**WHAT YOU ARE ASKED TO DO:** Repeat, line for line, the entries printed below.

**PROVIDED ENTRIES:**
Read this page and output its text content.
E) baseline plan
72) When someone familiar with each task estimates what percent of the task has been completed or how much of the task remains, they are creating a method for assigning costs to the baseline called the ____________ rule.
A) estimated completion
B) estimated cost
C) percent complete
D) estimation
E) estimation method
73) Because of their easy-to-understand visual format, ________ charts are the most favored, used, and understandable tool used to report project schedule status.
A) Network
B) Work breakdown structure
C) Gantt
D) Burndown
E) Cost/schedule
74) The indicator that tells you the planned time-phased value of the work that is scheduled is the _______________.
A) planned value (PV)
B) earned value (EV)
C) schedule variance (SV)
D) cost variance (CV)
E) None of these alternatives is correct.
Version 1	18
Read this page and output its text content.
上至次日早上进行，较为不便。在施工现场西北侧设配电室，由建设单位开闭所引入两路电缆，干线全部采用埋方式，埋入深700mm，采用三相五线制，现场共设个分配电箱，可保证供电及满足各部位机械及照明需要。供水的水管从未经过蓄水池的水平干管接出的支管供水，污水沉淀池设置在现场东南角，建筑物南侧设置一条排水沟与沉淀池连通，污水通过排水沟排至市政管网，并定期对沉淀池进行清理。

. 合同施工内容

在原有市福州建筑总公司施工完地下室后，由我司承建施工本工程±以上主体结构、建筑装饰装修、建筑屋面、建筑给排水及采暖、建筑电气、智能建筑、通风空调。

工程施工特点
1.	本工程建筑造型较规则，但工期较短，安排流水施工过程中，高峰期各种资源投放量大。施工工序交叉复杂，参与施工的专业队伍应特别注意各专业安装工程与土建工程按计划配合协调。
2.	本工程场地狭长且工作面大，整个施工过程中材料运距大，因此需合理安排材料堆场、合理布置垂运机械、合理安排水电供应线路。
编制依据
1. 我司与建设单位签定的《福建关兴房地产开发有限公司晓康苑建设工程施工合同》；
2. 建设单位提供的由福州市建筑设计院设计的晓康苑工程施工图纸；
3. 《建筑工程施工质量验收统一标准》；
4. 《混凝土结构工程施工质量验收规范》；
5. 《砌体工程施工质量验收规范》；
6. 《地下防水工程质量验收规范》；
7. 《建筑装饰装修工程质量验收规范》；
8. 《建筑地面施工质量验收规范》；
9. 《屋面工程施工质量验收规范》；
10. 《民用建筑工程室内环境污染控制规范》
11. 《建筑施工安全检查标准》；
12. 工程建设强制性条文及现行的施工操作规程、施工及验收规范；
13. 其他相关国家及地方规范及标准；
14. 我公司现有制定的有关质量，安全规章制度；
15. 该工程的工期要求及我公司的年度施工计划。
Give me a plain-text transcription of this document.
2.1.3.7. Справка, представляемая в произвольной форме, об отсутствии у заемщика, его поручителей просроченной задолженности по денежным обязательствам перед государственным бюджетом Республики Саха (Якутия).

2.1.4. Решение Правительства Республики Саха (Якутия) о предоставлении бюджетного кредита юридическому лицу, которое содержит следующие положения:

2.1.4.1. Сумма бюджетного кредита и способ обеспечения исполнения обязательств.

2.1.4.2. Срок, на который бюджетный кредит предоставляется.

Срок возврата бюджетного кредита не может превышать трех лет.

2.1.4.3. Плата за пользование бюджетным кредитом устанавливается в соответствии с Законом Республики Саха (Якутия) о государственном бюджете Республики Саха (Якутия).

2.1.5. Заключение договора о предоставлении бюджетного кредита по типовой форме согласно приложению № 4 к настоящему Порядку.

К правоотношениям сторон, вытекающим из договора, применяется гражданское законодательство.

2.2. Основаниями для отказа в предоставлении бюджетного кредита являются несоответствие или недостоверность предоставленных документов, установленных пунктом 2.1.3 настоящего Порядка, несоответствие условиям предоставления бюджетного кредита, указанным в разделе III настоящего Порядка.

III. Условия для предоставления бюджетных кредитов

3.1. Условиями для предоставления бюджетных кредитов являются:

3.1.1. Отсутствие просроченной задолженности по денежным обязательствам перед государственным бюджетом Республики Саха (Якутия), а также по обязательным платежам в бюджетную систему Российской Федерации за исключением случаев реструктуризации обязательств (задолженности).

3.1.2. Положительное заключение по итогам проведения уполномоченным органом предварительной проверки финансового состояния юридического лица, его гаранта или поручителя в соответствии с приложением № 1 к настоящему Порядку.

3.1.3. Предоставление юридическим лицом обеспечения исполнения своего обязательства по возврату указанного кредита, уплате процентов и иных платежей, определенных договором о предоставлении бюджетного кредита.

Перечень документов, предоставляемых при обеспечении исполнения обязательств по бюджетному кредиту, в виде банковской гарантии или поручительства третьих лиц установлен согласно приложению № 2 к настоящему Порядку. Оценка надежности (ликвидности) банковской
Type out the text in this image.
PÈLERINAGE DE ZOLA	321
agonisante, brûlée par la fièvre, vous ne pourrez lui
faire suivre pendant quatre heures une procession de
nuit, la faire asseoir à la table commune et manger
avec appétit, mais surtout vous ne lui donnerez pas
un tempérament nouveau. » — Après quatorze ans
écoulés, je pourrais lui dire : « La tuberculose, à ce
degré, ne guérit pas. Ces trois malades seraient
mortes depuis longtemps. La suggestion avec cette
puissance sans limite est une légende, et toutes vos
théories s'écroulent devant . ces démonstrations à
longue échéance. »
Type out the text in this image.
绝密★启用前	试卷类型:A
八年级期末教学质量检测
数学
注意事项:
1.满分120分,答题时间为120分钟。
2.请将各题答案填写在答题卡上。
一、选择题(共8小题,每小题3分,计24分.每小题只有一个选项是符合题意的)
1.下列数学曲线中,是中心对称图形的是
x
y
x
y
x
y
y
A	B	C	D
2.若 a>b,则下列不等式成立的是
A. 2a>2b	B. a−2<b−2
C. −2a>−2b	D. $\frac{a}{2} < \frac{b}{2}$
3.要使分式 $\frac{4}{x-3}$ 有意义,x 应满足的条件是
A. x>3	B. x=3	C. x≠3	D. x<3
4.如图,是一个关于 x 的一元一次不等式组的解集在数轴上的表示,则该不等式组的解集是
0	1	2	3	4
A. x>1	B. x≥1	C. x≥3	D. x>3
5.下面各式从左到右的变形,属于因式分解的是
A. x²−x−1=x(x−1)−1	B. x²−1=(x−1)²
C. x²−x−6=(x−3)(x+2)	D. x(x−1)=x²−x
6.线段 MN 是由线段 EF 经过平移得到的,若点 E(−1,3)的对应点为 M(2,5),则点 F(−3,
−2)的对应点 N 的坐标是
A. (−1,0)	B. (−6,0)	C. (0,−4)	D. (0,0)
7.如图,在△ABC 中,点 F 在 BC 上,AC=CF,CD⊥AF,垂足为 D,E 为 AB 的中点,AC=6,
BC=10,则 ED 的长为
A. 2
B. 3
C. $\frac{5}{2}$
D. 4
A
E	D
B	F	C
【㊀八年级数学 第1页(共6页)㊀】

**OUTPUT OF THE TASK:**
Read this page and output its text content.
E) baseline plan
72) When someone familiar with each task estimates what percent of the task has been completed or how much of the task remains, they are creating a method for assigning costs to the baseline called the ____________ rule.
A) estimated completion
B) estimated cost
C) percent complete
D) estimation
E) estimation method
73) Because of their easy-to-understand visual format, ________ charts are the most favored, used, and understandable tool used to report project schedule status.
A) Network
B) Work breakdown structure
C) Gantt
D) Burndown
E) Cost/schedule
74) The indicator that tells you the planned time-phased value of the work that is scheduled is the _______________.
A) planned value (PV)
B) earned value (EV)
C) schedule variance (SV)
D) cost variance (CV)
E) None of these alternatives is correct.
Version 1	18
Read this page and output its text content.
上至次日早上进行，较为不便。在施工现场西北侧设配电室，由建设单位开闭所引入两路电缆，干线全部采用埋方式，埋入深700mm，采用三相五线制，现场共设个分配电箱，可保证供电及满足各部位机械及照明需要。供水的水管从未经过蓄水池的水平干管接出的支管供水，污水沉淀池设置在现场东南角，建筑物南侧设置一条排水沟与沉淀池连通，污水通过排水沟排至市政管网，并定期对沉淀池进行清理。

. 合同施工内容

在原有市福州建筑总公司施工完地下室后，由我司承建施工本工程±以上主体结构、建筑装饰装修、建筑屋面、建筑给排水及采暖、建筑电气、智能建筑、通风空调。

工程施工特点
1.	本工程建筑造型较规则，但工期较短，安排流水施工过程中，高峰期各种资源投放量大。施工工序交叉复杂，参与施工的专业队伍应特别注意各专业安装工程与土建工程按计划配合协调。
2.	本工程场地狭长且工作面大，整个施工过程中材料运距大，因此需合理安排材料堆场、合理布置垂运机械、合理安排水电供应线路。
编制依据
1. 我司与建设单位签定的《福建关兴房地产开发有限公司晓康苑建设工程施工合同》；
2. 建设单位提供的由福州市建筑设计院设计的晓康苑工程施工图纸；
3. 《建筑工程施工质量验收统一标准》；
4. 《混凝土结构工程施工质量验收规范》；
5. 《砌体工程施工质量验收规范》；
6. 《地下防水工程质量验收规范》；
7. 《建筑装饰装修工程质量验收规范》；
8. 《建筑地面施工质量验收规范》；
9. 《屋面工程施工质量验收规范》；
10. 《民用建筑工程室内环境污染控制规范》
11. 《建筑施工安全检查标准》；
12. 工程建设强制性条文及现行的施工操作规程、施工及验收规范；
13. 其他相关国家及地方规范及标准；
14. 我公司现有制定的有关质量，安全规章制度；
15. 该工程的工期要求及我公司的年度施工计划。
Give me a plain-text transcription of this document.
2.1.3.7. Справка, представляемая в произвольной форме, об отсутствии у заемщика, его поручителей просроченной задолженности по денежным обязательствам перед государственным бюджетом Республики Саха (Якутия).

2.1.4. Решение Правительства Республики Саха (Якутия) о предоставлении бюджетного кредита юридическому лицу, которое содержит следующие положения:

2.1.4.1. Сумма бюджетного кредита и способ обеспечения исполнения обязательств.

2.1.4.2. Срок, на который бюджетный кредит предоставляется.

Срок возврата бюджетного кредита не может превышать трех лет.

2.1.4.3. Плата за пользование бюджетным кредитом устанавливается в соответствии с Законом Республики Саха (Якутия) о государственном бюджете Республики Саха (Якутия).

2.1.5. Заключение договора о предоставлении бюджетного кредита по типовой форме согласно приложению № 4 к настоящему Порядку.

К правоотношениям сторон, вытекающим из договора, применяется гражданское законодательство.

2.2. Основаниями для отказа в предоставлении бюджетного кредита являются несоответствие или недостоверность предоставленных документов, установленных пунктом 2.1.3 настоящего Порядка, несоответствие условиям предоставления бюджетного кредита, указанным в разделе III настоящего Порядка.

III. Условия для предоставления бюджетных кредитов

3.1. Условиями для предоставления бюджетных кредитов являются:

3.1.1. Отсутствие просроченной задолженности по денежным обязательствам перед государственным бюджетом Республики Саха (Якутия), а также по обязательным платежам в бюджетную систему Российской Федерации за исключением случаев реструктуризации обязательств (задолженности).

3.1.2. Положительное заключение по итогам проведения уполномоченным органом предварительной проверки финансового состояния юридического лица, его гаранта или поручителя в соответствии с приложением № 1 к настоящему Порядку.

3.1.3. Предоставление юридическим лицом обеспечения исполнения своего обязательства по возврату указанного кредита, уплате процентов и иных платежей, определенных договором о предоставлении бюджетного кредита.

Перечень документов, предоставляемых при обеспечении исполнения обязательств по бюджетному кредиту, в виде банковской гарантии или поручительства третьих лиц установлен согласно приложению № 2 к настоящему Порядку. Оценка надежности (ликвидности) банковской
Type out the text in this image.
PÈLERINAGE DE ZOLA	321
agonisante, brûlée par la fièvre, vous ne pourrez lui
faire suivre pendant quatre heures une procession de
nuit, la faire asseoir à la table commune et manger
avec appétit, mais surtout vous ne lui donnerez pas
un tempérament nouveau. » — Après quatorze ans
écoulés, je pourrais lui dire : « La tuberculose, à ce
degré, ne guérit pas. Ces trois malades seraient
mortes depuis longtemps. La suggestion avec cette
puissance sans limite est une légende, et toutes vos
théories s'écroulent devant . ces démonstrations à
longue échéance. »
Type out the text in this image.
绝密★启用前	试卷类型:A
八年级期末教学质量检测
数学
注意事项:
1.满分120分,答题时间为120分钟。
2.请将各题答案填写在答题卡上。
一、选择题(共8小题,每小题3分,计24分.每小题只有一个选项是符合题意的)
1.下列数学曲线中,是中心对称图形的是
x
y
x
y
x
y
y
A	B	C	D
2.若 a>b,则下列不等式成立的是
A. 2a>2b	B. a−2<b−2
C. −2a>−2b	D. $\frac{a}{2} < \frac{b}{2}$
3.要使分式 $\frac{4}{x-3}$ 有意义,x 应满足的条件是
A. x>3	B. x=3	C. x≠3	D. x<3
4.如图,是一个关于 x 的一元一次不等式组的解集在数轴上的表示,则该不等式组的解集是
0	1	2	3	4
A. x>1	B. x≥1	C. x≥3	D. x>3
5.下面各式从左到右的变形,属于因式分解的是
A. x²−x−1=x(x−1)−1	B. x²−1=(x−1)²
C. x²−x−6=(x−3)(x+2)	D. x(x−1)=x²−x
6.线段 MN 是由线段 EF 经过平移得到的,若点 E(−1,3)的对应点为 M(2,5),则点 F(−3,
−2)的对应点 N 的坐标是
A. (−1,0)	B. (−6,0)	C. (0,−4)	D. (0,0)
7.如图,在△ABC 中,点 F 在 BC 上,AC=CF,CD⊥AF,垂足为 D,E 为 AB 的中点,AC=6,
BC=10,则 ED 的长为
A. 2
B. 3
C. $\frac{5}{2}$
D. 4
A
E	D
B	F	C
【㊀八年级数学 第1页(共6页)㊀】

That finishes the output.